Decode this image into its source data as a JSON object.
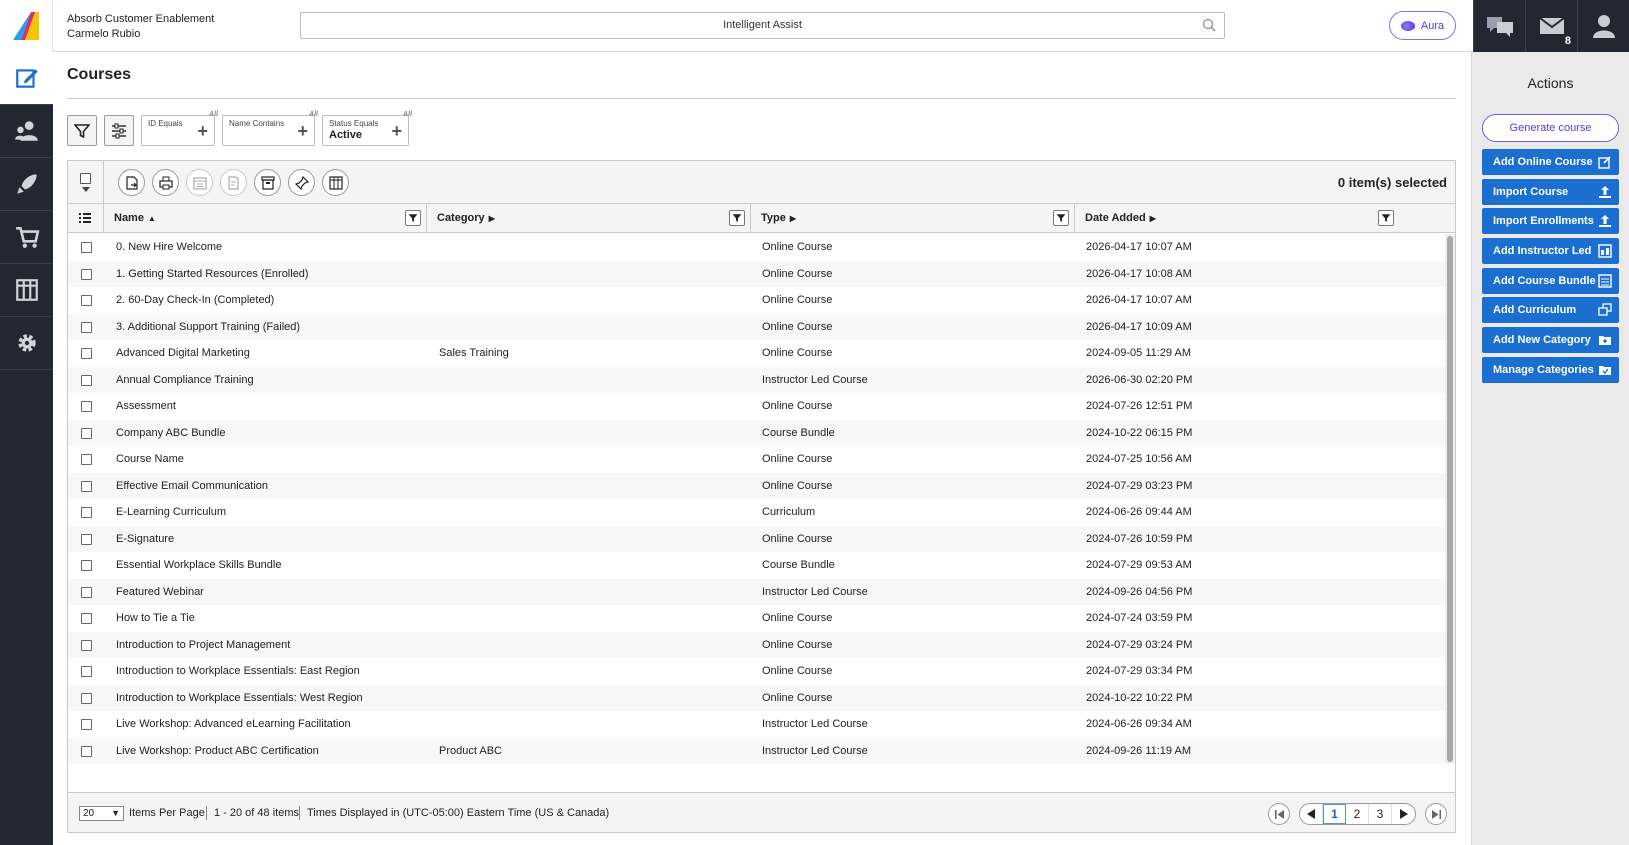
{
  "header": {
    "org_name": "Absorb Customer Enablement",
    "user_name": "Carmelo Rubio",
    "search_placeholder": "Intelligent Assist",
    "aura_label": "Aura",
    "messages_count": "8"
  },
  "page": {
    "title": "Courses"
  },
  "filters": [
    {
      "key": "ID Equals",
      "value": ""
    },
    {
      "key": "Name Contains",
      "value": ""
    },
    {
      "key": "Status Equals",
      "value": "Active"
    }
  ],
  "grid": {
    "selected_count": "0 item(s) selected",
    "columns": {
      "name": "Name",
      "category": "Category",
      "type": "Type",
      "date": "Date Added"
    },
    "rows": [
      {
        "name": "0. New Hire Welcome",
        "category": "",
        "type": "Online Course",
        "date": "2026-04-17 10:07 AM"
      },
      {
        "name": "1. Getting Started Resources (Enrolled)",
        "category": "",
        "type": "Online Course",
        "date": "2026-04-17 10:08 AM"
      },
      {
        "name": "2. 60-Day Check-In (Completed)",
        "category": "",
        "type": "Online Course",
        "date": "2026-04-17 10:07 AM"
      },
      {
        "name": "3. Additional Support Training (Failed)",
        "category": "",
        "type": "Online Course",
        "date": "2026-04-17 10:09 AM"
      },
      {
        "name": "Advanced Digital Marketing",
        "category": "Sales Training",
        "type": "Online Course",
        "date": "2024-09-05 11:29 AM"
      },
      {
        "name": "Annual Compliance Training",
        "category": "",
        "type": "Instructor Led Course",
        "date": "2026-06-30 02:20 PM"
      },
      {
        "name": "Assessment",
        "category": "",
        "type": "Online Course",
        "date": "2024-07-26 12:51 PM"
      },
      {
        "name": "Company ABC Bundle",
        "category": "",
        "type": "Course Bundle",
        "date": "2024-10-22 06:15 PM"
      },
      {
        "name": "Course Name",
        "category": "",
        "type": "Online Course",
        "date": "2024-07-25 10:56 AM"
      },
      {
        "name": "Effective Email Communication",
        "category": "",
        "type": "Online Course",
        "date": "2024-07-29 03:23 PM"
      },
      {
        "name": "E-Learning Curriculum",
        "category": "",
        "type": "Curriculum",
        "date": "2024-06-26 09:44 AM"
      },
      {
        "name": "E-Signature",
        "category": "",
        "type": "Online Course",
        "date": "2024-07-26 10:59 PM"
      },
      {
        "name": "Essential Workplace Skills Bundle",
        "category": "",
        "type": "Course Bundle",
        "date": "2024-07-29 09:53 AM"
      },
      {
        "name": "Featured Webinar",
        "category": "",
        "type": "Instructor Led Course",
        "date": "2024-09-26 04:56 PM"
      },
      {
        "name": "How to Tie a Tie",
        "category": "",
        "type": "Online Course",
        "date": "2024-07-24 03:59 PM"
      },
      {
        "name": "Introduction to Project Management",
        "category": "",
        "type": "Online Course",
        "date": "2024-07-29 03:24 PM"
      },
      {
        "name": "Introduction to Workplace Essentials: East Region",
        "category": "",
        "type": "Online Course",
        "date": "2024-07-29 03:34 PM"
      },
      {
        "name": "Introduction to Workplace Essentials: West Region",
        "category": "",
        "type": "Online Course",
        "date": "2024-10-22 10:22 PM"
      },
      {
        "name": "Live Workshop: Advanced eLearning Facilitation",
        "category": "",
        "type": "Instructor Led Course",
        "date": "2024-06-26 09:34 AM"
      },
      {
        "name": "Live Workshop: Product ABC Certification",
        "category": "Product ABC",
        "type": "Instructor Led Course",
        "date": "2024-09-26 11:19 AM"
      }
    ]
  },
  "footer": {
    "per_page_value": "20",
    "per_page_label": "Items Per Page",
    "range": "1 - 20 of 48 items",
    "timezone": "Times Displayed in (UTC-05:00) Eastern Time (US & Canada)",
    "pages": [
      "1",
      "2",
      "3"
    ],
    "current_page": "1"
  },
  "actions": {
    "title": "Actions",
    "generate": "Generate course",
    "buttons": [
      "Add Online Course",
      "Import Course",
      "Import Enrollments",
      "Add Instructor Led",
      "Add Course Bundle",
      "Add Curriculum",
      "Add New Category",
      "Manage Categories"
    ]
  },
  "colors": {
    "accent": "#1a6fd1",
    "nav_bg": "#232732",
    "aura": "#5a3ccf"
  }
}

──────

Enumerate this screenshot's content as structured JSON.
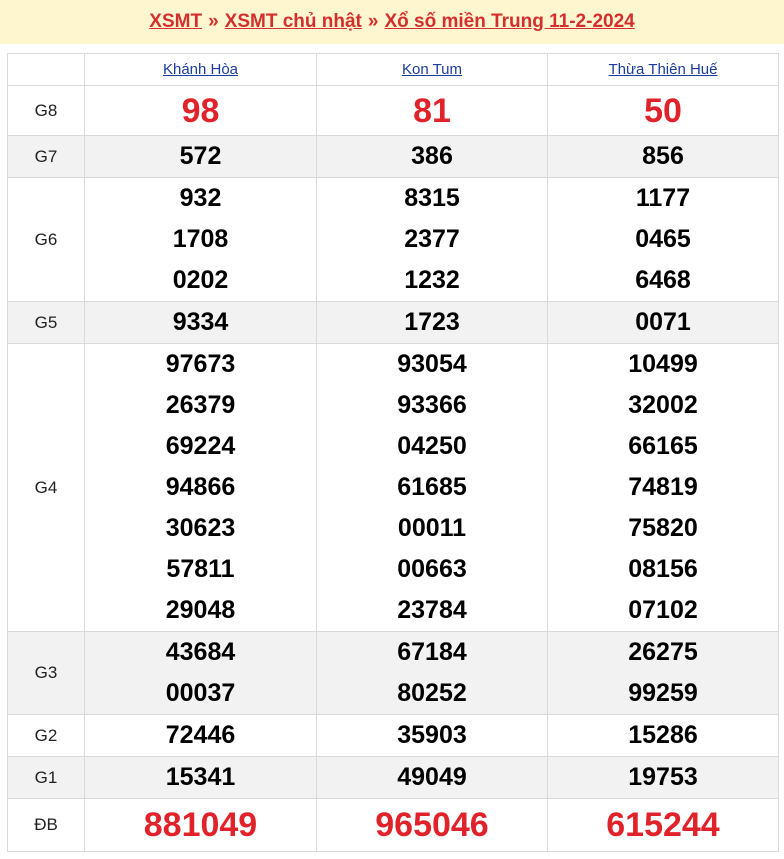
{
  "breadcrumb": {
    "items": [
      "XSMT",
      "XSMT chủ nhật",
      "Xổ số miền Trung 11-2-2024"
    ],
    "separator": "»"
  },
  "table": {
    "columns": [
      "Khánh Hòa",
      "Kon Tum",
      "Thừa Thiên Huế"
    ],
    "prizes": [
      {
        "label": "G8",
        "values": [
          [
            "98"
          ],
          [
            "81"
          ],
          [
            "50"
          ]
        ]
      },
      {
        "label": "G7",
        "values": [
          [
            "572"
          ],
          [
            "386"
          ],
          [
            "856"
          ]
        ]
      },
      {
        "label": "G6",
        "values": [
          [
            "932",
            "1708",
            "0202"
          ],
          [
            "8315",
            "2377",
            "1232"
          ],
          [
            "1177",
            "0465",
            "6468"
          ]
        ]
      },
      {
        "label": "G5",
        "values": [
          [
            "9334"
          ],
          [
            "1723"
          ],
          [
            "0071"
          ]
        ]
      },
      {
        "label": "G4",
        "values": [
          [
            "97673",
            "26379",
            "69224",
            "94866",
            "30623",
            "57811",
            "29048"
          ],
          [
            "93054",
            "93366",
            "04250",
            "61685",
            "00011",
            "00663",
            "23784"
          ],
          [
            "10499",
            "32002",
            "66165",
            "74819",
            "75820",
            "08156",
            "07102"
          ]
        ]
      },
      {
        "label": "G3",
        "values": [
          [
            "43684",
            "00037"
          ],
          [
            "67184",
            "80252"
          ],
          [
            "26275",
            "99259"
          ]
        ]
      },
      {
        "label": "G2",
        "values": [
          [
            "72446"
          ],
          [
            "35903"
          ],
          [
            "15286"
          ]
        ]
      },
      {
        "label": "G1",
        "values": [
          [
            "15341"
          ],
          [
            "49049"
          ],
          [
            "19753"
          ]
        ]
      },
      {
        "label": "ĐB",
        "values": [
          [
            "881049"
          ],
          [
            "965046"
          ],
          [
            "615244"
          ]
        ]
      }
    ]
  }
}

──────

Task description →
Copy all lines from the listing that contain "Essentials".

Response to the exercise →
        "name": "Introduction to Workplace Essentials: East Region",
        "name": "Introduction to Workplace Essentials: West Region",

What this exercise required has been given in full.